Arginare l’inverno demografico italiano è possibile, ma bisogna fare in fretta. Il governo guidato da Giorgia Meloni ha inserito la natalità nella denominazione del ministero per la Famiglia, retto da Eugenia Roccella. Ma ora deve passare all’azione. Parola di Alessandro Rosina, demografo dell’Università Cattolica di Milano, intervistato su FQ MillenniuM, il mensile diretto da Peter Gomez in edicola da sabato 8 aprile.

Il nuovo numero racconta come sarà l’Italia del 2050 partendo dalle proiezioni dell’Istat sull’andamento della popolazione, data la perdurante crisi della natalità. Un Paese con tre anziani per ogni giovane e cinque milioni di abitanti in meno, dove sarà difficile coprire molte posizioni lavorative (iniziamo a vederlo già oggi), nonché garantire le pensioni, l’assistenza e le cure mediche. E dove gli squilibri territoriali si aggraveranno, con un Sud che perderà più abitanti rispetto al Centro e al Nord e i piccoli borghi, soprattutto nelle aree interne, tenderanno a desertificarsi più in fretta. L’immigrazione non sarà comunque sufficiente a bilanciare l’emorragia di giovani, e comunque andrà gestita in modo più efficiente rispetto a oggi.

Qualcosa, però, si può fare, avverte Rosina. Anche nell’immediato: “Dovremmo portare subito le nostre politiche familiari a livello delle migliori eccellenze europee. Quanto dà alle famiglie la Germania? Oltre duecento euro al mese per ciascun bambino nato? Da noi l’assegno unico universale ha come base 75 euro. Qual è la copertura rispetto alla popolazione dei servizi per l’infanzia in Francia e in Svezia? Circa al 50%, e lì dobbiamo convergere. Dove ci sono i migliori congedi di paternità? In Spagna, con 16 settimane, da noi sono dieci giorni. Poi le politiche abitative, quelle per il lavoro. Next Generation Ue ci dà le risorse, ma siamo ancora troppo timidi”.
■ ■ ■
__ISTRUZIONI DEL COMPITO__: Per favore, trascrivi senza modifiche il passo del testo sulla natalità qui sopra, da "Arginare l’inverno demografico" a "sabato 8 aprile.".

(Voci da un dataset)
■ ■ ■
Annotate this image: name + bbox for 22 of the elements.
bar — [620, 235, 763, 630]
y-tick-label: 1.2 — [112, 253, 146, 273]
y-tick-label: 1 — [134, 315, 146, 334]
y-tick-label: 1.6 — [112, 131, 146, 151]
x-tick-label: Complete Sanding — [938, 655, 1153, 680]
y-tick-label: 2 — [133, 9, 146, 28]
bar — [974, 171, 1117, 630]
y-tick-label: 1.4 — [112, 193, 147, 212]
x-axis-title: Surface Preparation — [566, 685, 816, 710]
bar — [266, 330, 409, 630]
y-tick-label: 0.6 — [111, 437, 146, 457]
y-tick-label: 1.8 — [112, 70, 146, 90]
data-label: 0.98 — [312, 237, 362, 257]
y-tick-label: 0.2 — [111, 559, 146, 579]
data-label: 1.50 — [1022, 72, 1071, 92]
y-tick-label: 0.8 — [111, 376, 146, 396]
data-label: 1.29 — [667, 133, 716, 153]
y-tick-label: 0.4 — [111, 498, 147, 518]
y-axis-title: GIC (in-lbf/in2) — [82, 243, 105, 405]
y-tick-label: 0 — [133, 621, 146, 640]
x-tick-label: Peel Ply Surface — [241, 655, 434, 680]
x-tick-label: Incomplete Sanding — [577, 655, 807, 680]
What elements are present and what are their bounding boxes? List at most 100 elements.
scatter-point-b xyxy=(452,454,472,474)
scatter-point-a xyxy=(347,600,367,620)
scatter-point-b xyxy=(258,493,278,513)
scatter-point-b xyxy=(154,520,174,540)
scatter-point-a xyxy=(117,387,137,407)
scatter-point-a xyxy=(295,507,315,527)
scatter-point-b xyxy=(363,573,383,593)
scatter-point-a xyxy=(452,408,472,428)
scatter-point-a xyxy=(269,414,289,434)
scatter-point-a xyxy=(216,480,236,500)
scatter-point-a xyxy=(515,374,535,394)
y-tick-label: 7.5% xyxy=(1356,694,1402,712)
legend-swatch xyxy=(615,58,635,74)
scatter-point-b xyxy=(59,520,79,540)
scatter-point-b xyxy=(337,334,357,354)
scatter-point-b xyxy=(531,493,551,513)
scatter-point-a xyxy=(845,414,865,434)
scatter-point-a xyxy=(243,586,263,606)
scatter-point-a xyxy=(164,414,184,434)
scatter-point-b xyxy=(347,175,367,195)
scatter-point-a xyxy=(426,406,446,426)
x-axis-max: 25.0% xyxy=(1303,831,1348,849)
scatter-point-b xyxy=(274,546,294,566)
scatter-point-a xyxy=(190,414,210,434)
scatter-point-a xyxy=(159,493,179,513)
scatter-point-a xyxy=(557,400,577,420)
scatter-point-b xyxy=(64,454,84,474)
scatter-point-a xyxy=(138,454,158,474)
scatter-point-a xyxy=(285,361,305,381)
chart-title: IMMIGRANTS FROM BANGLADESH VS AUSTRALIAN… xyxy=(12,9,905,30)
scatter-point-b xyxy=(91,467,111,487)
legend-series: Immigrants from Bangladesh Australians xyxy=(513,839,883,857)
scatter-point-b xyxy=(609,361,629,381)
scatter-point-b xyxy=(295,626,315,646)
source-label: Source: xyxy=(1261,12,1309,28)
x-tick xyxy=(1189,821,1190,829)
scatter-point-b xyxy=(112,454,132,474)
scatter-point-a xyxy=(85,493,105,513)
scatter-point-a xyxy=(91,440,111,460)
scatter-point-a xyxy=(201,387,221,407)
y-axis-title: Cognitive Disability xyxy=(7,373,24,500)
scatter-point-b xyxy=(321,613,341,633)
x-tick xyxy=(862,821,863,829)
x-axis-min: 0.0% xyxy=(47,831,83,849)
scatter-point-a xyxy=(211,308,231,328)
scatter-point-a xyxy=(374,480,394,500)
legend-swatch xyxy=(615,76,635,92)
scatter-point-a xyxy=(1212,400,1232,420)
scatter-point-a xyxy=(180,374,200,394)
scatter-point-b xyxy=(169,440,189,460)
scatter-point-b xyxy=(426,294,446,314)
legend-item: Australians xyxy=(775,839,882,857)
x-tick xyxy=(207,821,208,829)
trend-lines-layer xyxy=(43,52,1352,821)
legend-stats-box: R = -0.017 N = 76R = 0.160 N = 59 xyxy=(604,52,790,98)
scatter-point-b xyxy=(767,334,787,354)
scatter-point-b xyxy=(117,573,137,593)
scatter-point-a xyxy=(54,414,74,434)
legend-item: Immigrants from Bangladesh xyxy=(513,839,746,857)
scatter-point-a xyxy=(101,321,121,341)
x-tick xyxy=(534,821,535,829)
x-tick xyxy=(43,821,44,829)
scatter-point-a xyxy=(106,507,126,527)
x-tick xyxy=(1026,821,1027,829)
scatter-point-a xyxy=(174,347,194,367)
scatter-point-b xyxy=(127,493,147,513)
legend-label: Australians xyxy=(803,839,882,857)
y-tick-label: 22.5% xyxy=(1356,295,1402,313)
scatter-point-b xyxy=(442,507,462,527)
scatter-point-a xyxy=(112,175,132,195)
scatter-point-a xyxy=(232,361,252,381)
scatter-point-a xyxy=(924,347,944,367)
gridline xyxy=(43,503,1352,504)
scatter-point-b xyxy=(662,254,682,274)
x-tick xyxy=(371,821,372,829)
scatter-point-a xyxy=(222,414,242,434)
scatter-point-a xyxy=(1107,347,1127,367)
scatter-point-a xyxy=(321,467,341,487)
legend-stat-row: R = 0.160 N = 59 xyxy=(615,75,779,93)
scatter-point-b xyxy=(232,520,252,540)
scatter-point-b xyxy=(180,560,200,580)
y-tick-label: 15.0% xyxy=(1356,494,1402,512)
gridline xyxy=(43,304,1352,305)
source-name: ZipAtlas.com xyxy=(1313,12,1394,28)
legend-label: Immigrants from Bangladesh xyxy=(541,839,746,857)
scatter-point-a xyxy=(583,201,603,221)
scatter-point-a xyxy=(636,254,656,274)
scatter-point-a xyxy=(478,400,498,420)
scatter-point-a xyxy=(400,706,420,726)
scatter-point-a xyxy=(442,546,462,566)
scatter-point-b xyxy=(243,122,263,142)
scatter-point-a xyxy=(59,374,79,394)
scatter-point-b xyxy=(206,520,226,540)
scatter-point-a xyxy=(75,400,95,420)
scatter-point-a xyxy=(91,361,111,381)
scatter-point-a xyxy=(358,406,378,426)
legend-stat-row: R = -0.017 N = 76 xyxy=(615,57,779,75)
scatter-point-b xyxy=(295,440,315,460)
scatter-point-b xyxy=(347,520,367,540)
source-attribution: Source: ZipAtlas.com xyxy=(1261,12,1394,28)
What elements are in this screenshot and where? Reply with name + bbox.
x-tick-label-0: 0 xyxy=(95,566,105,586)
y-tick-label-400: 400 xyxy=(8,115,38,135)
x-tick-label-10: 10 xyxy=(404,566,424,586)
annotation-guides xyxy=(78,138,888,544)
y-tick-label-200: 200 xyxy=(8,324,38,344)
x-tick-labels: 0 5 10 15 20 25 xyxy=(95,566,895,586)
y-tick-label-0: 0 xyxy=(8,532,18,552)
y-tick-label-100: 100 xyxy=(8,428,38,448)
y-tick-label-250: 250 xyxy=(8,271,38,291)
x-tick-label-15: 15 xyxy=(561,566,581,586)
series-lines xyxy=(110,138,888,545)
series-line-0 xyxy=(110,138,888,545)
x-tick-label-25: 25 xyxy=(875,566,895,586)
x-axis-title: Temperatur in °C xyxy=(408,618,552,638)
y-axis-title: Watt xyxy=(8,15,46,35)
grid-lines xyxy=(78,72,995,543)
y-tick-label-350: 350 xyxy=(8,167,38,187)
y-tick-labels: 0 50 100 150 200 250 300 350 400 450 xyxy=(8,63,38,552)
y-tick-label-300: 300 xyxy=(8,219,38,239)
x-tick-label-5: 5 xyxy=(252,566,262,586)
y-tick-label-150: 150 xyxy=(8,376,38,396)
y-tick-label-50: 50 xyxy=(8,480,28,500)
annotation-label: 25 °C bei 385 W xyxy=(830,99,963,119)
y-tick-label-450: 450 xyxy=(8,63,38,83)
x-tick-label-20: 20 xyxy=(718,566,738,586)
■ ■ ■
__RISPOSTA__:
Arginare l’inverno demografico italiano è possibile, ma bisogna fare in fretta. Il governo guidato da Giorgia Meloni ha inserito la natalità nella denominazione del ministero per la Famiglia, retto da Eugenia Roccella. Ma ora deve passare all’azione. Parola di Alessandro Rosina, demografo dell’Università Cattolica di Milano, intervistato su FQ MillenniuM, il mensile diretto da Peter Gomez in edicola da sabato 8 aprile.